▶ [Problem description]:
Can you transcribe every line exactly and leave the pictures behind?

══ Data provided ══

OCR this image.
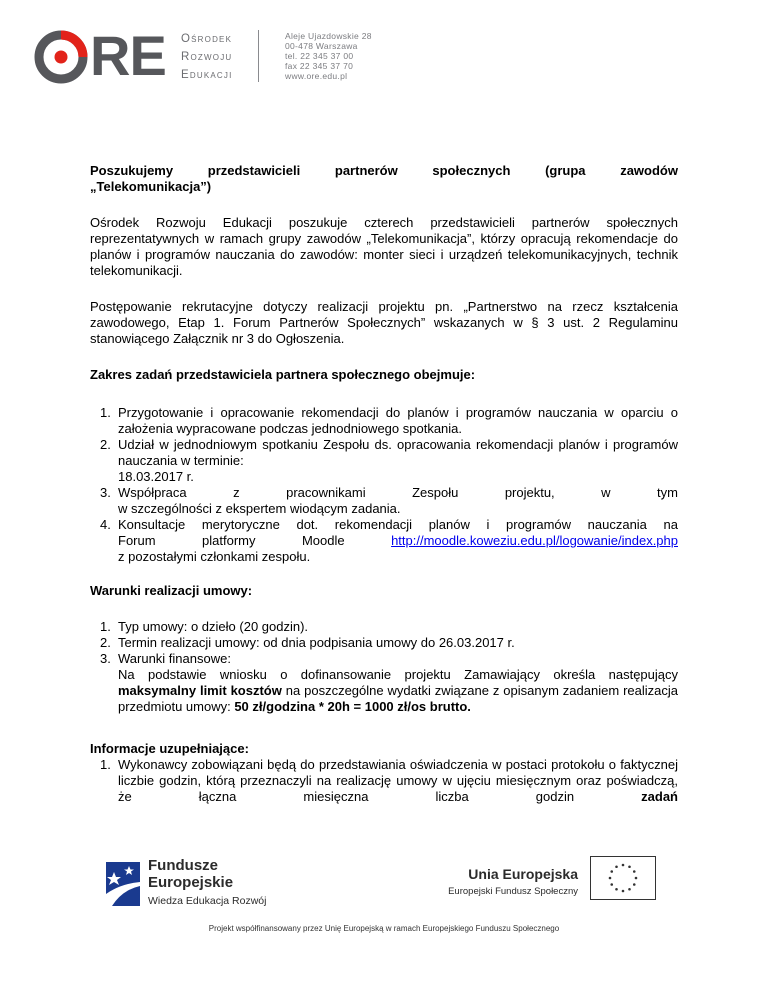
RE Ośrodek
Rozwoju
Edukacji
Aleje Ujazdowskie 28
00-478 Warszawa
tel. 22 345 37 00
fax 22 345 37 70
www.ore.edu.pl
Poszukujemy	przedstawicieli	partnerów	społecznych	(grupa	zawodów
„Telekomunikacja”)

Ośrodek Rozwoju Edukacji poszukuje czterech przedstawicieli partnerów społecznych reprezentatywnych w ramach grupy zawodów „Telekomunikacja”, którzy opracują rekomendacje do planów i programów nauczania do zawodów: monter sieci i urządzeń telekomunikacyjnych, technik telekomunikacji.

Postępowanie rekrutacyjne dotyczy realizacji projektu pn. „Partnerstwo na rzecz kształcenia zawodowego, Etap 1. Forum Partnerów Społecznych” wskazanych w § 3 ust. 2 Regulaminu stanowiącego Załącznik nr 3 do Ogłoszenia.

Zakres zadań przedstawiciela partnera społecznego obejmuje:

1. Przygotowanie i opracowanie rekomendacji do planów i programów nauczania w oparciu o założenia wypracowane podczas jednodniowego spotkania.
2. Udział w jednodniowym spotkaniu Zespołu ds. opracowania rekomendacji planów i programów nauczania w terminie:
18.03.2017 r.
3. Współpraca	z	pracownikami	Zespołu	projektu,	w	tym
w szczególności z ekspertem wiodącym zadania.
4. Konsultacje merytoryczne dot. rekomendacji planów i programów nauczania na
Forum	platformy	Moodle	http://moodle.koweziu.edu.pl/logowanie/index.php
z pozostałymi członkami zespołu.

Warunki realizacji umowy:

1. Typ umowy: o dzieło (20 godzin).
2. Termin realizacji umowy: od dnia podpisania umowy do 26.03.2017 r.
3. Warunki finansowe:
Na podstawie wniosku o dofinansowanie projektu Zamawiający określa następujący maksymalny limit kosztów na poszczególne wydatki związane z opisanym zadaniem realizacja przedmiotu umowy: 50 zł/godzina * 20h = 1000 zł/os brutto.

Informacje uzupełniające:

1. Wykonawcy zobowiązani będą do przedstawiania oświadczenia w postaci protokołu o faktycznej liczbie godzin, którą przeznaczyli na realizację umowy w ujęciu miesięcznym oraz poświadczą, że łączna miesięczna liczba godzin zadań
Fundusze
Europejskie
Wiedza Edukacja Rozwój
Unia Europejska
Europejski Fundusz Społeczny
Projekt współfinansowany przez Unię Europejską w ramach Europejskiego Funduszu Społecznego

═══

▶ [Output for this exercise]:
OCR this image.
RE Ośrodek
Rozwoju
Edukacji
Aleje Ujazdowskie 28
00-478 Warszawa
tel. 22 345 37 00
fax 22 345 37 70
www.ore.edu.pl
Poszukujemy	przedstawicieli	partnerów	społecznych	(grupa	zawodów
„Telekomunikacja”)

Ośrodek Rozwoju Edukacji poszukuje czterech przedstawicieli partnerów społecznych reprezentatywnych w ramach grupy zawodów „Telekomunikacja”, którzy opracują rekomendacje do planów i programów nauczania do zawodów: monter sieci i urządzeń telekomunikacyjnych, technik telekomunikacji.

Postępowanie rekrutacyjne dotyczy realizacji projektu pn. „Partnerstwo na rzecz kształcenia zawodowego, Etap 1. Forum Partnerów Społecznych” wskazanych w § 3 ust. 2 Regulaminu stanowiącego Załącznik nr 3 do Ogłoszenia.

Zakres zadań przedstawiciela partnera społecznego obejmuje:

1. Przygotowanie i opracowanie rekomendacji do planów i programów nauczania w oparciu o założenia wypracowane podczas jednodniowego spotkania.
2. Udział w jednodniowym spotkaniu Zespołu ds. opracowania rekomendacji planów i programów nauczania w terminie:
18.03.2017 r.
3. Współpraca	z	pracownikami	Zespołu	projektu,	w	tym
w szczególności z ekspertem wiodącym zadania.
4. Konsultacje merytoryczne dot. rekomendacji planów i programów nauczania na
Forum	platformy	Moodle	http://moodle.koweziu.edu.pl/logowanie/index.php
z pozostałymi członkami zespołu.

Warunki realizacji umowy:

1. Typ umowy: o dzieło (20 godzin).
2. Termin realizacji umowy: od dnia podpisania umowy do 26.03.2017 r.
3. Warunki finansowe:
Na podstawie wniosku o dofinansowanie projektu Zamawiający określa następujący maksymalny limit kosztów na poszczególne wydatki związane z opisanym zadaniem realizacja przedmiotu umowy: 50 zł/godzina * 20h = 1000 zł/os brutto.

Informacje uzupełniające:

1. Wykonawcy zobowiązani będą do przedstawiania oświadczenia w postaci protokołu o faktycznej liczbie godzin, którą przeznaczyli na realizację umowy w ujęciu miesięcznym oraz poświadczą, że łączna miesięczna liczba godzin zadań
Fundusze
Europejskie
Wiedza Edukacja Rozwój
Unia Europejska
Europejski Fundusz Społeczny
Projekt współfinansowany przez Unię Europejską w ramach Europejskiego Funduszu Społecznego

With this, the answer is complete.